Alcohol is happily shared and passed around the rows. I politely decline and make do with my handful of Werther’s Original, which was discreetly passed to me. Within minutes, the mood shifts from a schoolyard brawl to a Ballermann party. I honestly don’t know which is better. But now my neighbor Waltraud pulls a harmonica out of her bag; she always seems to have it with her for emergencies. You never know when the next serenade will call. This must be what hell sounds like.
Waltraud starts singing all the classic German pop hits that she knows, and the whole bus immediately bursts into excitement. If my grandma weren’t already dead, this hit parade would have given her a heart attack from sheer joy. Everything that the senior citizen’s heart could desire is there: from “Greek Wine” to “Santa Maria” to “Over Seven Bridges You Must Go.” I, on the other hand, would rather throw myself off seven bridges.

> [What is asked] Carry on the story of the singalong bus trip from its last sentence. The entries that follow come from a separate source.

> [Given entries]

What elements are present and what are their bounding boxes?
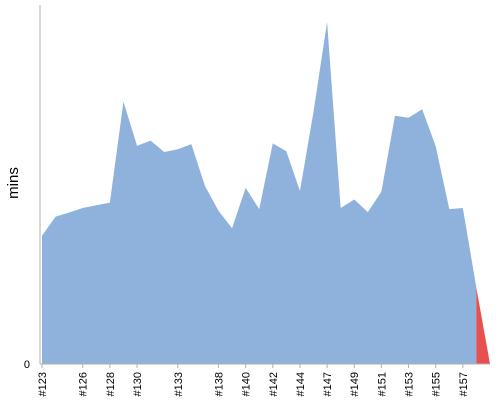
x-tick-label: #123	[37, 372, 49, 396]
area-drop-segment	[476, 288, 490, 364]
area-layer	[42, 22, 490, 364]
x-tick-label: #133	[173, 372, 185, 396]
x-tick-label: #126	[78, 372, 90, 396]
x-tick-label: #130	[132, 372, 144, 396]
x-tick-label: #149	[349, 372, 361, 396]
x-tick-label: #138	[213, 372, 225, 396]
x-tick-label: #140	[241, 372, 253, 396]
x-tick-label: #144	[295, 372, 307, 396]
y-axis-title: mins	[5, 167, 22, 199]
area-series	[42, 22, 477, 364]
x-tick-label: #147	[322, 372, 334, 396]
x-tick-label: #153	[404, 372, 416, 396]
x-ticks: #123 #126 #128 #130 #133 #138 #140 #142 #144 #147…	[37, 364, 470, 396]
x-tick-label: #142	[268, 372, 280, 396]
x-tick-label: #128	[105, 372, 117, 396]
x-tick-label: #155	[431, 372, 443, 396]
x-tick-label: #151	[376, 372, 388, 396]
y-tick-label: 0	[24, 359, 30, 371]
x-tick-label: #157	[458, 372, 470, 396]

--

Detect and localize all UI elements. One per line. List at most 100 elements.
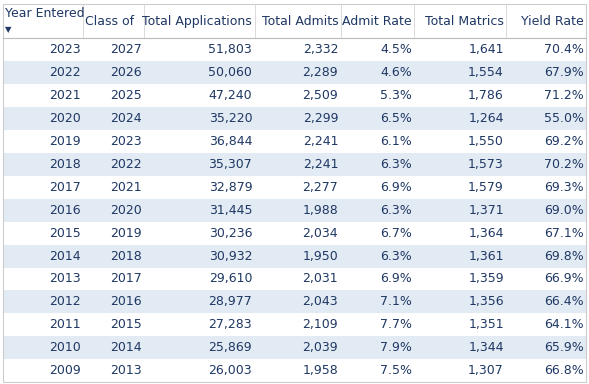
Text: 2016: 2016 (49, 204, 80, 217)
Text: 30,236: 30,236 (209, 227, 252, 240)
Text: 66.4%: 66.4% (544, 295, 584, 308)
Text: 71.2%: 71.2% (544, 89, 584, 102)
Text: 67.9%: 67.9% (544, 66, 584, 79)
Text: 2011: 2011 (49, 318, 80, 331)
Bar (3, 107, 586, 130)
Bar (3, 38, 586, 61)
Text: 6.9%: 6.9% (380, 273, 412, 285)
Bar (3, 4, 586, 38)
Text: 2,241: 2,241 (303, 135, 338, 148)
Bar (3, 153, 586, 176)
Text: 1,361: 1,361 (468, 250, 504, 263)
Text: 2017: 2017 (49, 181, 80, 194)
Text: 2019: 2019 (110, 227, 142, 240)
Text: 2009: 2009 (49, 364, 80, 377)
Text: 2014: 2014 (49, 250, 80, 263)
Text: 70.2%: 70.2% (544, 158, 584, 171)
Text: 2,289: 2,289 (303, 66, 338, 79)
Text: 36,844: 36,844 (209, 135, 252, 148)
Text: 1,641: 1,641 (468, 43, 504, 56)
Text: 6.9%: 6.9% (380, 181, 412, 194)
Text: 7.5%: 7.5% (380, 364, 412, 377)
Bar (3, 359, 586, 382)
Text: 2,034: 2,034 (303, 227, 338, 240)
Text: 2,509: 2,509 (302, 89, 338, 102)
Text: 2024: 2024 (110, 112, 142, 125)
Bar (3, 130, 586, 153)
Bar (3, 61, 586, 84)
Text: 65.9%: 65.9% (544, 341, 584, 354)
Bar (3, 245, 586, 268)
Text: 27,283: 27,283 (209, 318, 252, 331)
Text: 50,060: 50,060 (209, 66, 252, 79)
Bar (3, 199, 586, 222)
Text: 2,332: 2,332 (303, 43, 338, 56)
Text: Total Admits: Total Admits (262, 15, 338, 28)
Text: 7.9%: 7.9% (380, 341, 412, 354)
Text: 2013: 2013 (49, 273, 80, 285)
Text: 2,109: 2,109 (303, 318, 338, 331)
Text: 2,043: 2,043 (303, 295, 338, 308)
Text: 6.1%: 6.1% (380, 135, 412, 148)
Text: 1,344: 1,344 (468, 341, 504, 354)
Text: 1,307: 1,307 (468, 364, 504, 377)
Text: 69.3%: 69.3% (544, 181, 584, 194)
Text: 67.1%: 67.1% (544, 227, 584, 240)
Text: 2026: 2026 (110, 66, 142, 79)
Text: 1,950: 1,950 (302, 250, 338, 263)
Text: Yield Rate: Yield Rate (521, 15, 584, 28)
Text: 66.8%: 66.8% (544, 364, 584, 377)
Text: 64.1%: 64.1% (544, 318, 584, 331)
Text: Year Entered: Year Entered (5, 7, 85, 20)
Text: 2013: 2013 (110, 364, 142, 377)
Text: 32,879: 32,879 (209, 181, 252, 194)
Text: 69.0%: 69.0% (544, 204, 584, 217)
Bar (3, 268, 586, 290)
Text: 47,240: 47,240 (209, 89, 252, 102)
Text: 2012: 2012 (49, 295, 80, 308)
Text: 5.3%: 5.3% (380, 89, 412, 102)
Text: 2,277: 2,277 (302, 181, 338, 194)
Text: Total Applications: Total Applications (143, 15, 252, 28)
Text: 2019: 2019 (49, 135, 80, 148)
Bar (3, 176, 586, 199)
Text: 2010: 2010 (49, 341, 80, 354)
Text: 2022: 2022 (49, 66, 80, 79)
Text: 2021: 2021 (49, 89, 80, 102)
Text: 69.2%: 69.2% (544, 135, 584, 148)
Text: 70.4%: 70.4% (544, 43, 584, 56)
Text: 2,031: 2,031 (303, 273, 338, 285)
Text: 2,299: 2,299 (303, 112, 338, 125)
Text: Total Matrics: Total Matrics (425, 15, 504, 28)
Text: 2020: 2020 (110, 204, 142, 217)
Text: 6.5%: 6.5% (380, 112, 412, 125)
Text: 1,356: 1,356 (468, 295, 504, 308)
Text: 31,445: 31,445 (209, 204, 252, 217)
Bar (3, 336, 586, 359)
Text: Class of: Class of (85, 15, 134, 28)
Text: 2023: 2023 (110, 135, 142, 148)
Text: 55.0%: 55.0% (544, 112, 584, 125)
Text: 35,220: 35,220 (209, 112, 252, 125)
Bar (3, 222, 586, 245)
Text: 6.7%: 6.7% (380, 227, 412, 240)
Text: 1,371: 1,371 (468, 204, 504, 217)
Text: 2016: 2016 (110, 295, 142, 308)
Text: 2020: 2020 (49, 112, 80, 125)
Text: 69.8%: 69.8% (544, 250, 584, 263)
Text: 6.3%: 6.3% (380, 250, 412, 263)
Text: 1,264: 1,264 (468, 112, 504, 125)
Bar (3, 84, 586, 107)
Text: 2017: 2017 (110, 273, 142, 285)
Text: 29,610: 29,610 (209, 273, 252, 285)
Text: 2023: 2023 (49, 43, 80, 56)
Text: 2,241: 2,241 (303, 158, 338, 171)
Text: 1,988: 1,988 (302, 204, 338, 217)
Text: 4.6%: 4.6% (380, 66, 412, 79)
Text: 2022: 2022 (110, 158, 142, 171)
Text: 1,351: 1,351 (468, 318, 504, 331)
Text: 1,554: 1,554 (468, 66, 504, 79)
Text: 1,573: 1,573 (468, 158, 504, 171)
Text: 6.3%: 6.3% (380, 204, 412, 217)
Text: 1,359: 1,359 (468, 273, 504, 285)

--

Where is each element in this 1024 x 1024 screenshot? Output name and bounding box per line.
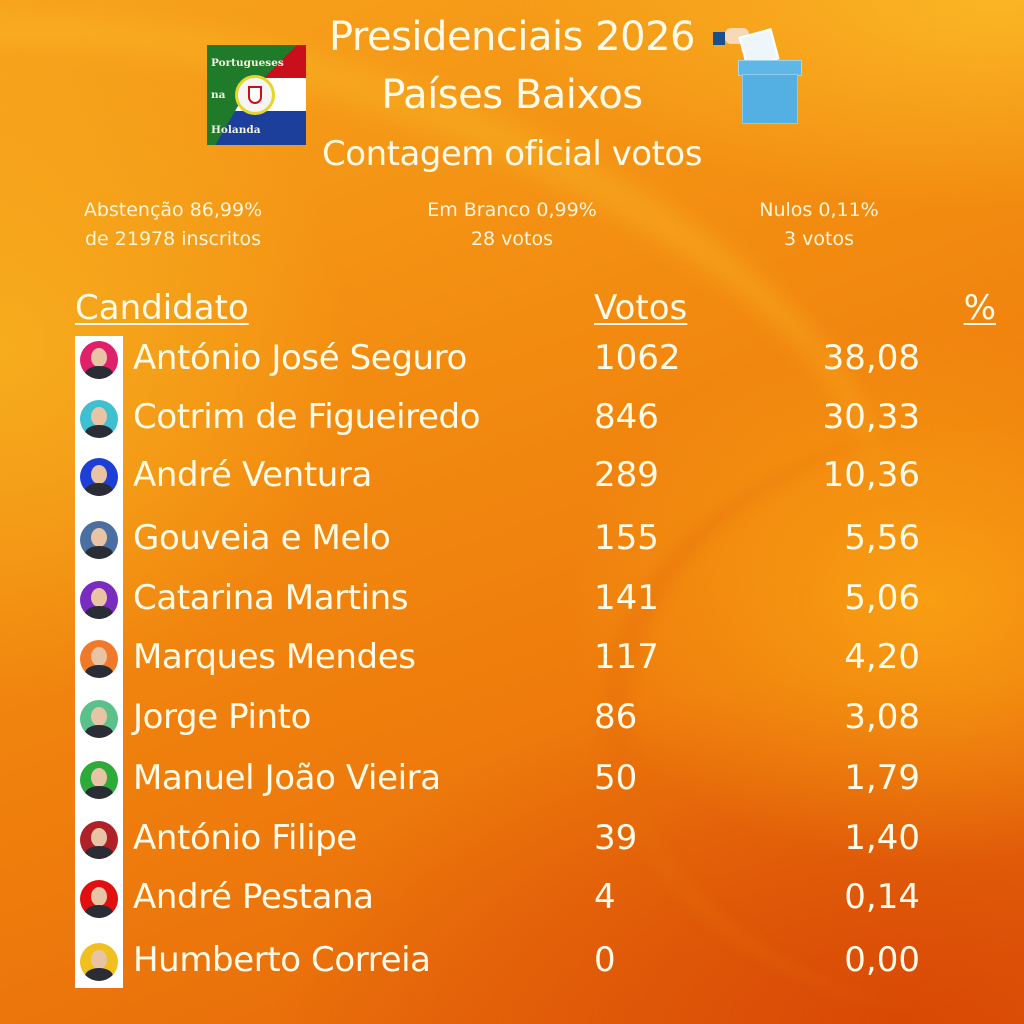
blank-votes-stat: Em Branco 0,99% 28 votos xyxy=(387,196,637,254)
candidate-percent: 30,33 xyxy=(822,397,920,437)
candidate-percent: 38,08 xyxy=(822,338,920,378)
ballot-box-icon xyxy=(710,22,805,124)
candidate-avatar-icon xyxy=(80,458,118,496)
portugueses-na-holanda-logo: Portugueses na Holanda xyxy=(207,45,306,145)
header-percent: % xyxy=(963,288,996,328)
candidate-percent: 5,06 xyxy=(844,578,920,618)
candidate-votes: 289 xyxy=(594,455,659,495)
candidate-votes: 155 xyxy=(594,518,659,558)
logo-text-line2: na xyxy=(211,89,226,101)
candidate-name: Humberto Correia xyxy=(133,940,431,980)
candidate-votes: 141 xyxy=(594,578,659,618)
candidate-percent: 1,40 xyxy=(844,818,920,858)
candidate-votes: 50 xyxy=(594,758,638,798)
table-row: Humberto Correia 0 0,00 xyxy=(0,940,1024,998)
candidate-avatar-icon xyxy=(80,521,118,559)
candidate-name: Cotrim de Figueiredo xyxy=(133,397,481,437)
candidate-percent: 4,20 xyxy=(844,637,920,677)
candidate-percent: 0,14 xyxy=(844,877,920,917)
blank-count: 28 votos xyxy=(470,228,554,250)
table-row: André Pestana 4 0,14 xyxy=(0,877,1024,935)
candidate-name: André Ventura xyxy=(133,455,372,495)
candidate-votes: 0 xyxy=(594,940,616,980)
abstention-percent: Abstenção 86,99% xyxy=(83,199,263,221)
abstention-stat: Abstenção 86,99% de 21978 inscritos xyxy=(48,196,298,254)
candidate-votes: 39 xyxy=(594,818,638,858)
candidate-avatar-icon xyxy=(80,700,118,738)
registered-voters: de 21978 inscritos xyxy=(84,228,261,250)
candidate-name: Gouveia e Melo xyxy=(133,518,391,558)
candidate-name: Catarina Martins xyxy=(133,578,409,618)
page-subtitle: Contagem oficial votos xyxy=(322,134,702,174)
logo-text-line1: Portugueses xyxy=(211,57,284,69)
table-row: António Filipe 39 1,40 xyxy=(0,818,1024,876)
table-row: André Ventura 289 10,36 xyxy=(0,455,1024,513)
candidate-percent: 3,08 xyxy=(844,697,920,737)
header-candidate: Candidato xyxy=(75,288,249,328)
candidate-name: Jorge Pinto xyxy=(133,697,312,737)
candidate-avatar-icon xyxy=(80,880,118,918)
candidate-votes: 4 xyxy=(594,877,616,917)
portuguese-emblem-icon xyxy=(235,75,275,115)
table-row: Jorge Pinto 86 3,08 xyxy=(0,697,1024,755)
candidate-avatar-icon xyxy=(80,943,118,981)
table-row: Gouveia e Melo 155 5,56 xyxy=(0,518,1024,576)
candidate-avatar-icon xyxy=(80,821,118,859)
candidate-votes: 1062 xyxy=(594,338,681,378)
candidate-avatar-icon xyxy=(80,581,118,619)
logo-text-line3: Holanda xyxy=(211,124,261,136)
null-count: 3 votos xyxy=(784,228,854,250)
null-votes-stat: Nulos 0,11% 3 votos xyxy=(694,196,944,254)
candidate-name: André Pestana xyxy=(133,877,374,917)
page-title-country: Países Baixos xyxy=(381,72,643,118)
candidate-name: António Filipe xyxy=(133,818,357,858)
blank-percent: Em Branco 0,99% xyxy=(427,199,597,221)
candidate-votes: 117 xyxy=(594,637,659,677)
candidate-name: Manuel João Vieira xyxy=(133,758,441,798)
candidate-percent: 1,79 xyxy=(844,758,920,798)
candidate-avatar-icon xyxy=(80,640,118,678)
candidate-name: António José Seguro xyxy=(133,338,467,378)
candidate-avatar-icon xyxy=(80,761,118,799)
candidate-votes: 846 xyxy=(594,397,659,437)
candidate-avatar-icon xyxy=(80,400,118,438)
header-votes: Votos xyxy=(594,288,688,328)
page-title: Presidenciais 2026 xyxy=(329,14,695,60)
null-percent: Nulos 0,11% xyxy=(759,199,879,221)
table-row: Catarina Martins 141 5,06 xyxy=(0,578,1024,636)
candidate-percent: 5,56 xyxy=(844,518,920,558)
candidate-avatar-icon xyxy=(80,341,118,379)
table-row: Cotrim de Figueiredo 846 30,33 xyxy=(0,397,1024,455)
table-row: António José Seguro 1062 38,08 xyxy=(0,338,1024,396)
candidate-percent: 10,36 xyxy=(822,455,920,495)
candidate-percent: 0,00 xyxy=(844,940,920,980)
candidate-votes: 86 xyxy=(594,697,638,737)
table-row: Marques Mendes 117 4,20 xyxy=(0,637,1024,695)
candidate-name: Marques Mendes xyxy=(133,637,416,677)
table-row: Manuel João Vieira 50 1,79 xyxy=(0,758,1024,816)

> [Task result]
While I am longing for death, I notice that the landscape passing by outside looks very familiar. Ulli drives us along the narrowest country roads with the steepest curves and I realize that I had a dramatic fall here as a child on my little pink bike. I can hardly believe it. We should be passing my puny little town in a few minutes. Excitedly, I fight my way through the party-loving crowd to the front of the bus and Ulli, surprisingly, does as I request and wants to let me out at the entrance to the town. I can hardly believe it! I am already waiting at the door, but then the bus driver asks me to describe the way to my house. He wants to drop me off at the front door! The driver says his passengers wouldn’t even notice whether they arrived on time or not anymore.

So, under my direction, the huge bus snakes all the way through the mini-village just to let me off at the very end of a dead-end street in front of my parents’ house. Ulli even waits until I’ve disappeared inside, as I’m used to from my friends who would always play it safe to say that I’ve made it all the way home. As slimy as his cough was, I give him credit for that. He has a very special place in my heart. Right next to the conductor who made sure that I made it to my destination with Deutsche-Bahn punctuality (about ten minutes late). An angel, dressed in dark blue and red.